» Listed entries
▼

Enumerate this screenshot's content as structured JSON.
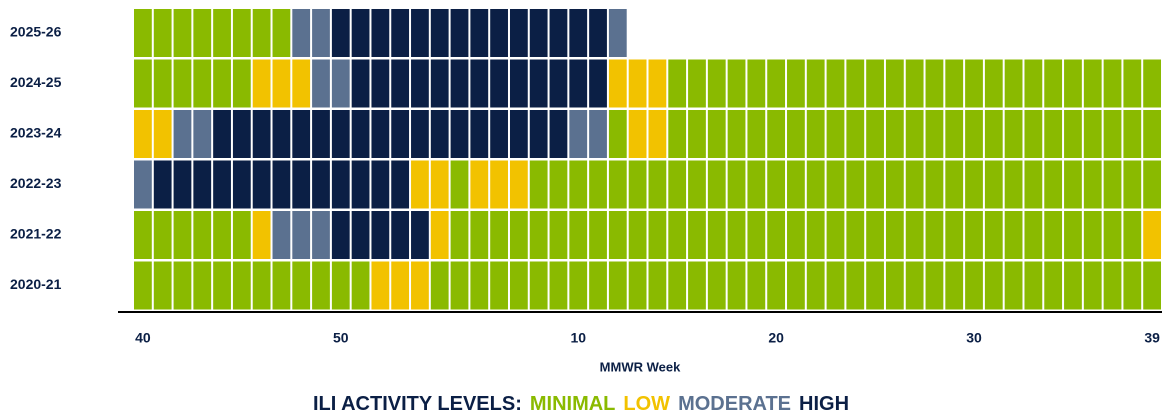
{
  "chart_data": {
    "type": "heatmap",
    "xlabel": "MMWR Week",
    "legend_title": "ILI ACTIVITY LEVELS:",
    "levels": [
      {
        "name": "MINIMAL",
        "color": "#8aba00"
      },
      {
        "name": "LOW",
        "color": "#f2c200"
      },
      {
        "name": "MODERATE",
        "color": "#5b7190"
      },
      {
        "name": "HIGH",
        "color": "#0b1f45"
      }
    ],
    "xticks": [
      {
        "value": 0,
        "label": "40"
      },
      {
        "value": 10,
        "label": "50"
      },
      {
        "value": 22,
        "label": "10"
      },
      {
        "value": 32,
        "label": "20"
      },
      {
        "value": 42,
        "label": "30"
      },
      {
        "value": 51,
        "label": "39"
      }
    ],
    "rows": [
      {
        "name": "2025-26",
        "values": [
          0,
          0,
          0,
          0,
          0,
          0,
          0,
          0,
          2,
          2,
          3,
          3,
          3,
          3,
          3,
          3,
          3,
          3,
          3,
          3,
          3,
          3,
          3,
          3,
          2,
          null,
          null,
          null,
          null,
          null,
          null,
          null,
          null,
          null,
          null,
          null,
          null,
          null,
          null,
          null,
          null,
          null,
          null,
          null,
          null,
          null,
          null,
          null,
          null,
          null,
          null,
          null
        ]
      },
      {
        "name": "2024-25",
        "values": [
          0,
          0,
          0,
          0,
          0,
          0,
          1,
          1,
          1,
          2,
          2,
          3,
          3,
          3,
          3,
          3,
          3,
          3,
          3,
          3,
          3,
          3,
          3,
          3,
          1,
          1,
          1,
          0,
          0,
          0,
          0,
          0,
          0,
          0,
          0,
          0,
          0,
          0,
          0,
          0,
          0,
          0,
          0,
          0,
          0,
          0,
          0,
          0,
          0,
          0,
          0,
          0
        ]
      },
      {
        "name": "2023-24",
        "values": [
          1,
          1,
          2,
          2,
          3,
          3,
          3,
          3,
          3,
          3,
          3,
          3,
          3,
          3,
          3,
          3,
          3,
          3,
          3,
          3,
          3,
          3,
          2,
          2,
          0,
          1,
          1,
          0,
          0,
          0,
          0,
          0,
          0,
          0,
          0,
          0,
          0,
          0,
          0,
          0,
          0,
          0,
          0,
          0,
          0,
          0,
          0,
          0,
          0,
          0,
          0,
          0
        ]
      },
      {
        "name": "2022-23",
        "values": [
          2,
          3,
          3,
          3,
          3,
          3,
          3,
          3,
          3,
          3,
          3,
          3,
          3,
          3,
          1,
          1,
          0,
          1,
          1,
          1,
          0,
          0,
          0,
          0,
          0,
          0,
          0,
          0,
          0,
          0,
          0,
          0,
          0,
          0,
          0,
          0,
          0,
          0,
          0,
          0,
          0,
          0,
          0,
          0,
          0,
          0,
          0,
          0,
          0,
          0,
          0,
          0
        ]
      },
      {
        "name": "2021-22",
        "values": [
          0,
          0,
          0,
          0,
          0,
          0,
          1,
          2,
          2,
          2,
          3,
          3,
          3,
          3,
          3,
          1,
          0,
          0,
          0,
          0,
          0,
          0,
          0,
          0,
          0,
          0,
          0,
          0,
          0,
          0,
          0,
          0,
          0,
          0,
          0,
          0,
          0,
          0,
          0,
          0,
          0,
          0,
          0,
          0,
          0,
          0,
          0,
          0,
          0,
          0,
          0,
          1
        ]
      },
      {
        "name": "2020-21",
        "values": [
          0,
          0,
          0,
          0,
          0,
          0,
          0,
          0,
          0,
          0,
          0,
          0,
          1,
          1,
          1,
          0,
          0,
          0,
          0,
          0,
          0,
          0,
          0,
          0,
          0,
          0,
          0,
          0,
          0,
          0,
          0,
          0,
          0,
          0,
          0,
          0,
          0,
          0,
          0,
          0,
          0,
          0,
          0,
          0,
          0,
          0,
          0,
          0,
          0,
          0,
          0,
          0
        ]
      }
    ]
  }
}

▲

» What the exercise asks
Spot every line that holds "name" and copy it.

» Answer for this exercise
        "name": "MINIMAL",
        "name": "LOW",
        "name": "MODERATE",
        "name": "HIGH",
        "name": "2025-26",
        "name": "2024-25",
        "name": "2023-24",
        "name": "2022-23",
        "name": "2021-22",
        "name": "2020-21",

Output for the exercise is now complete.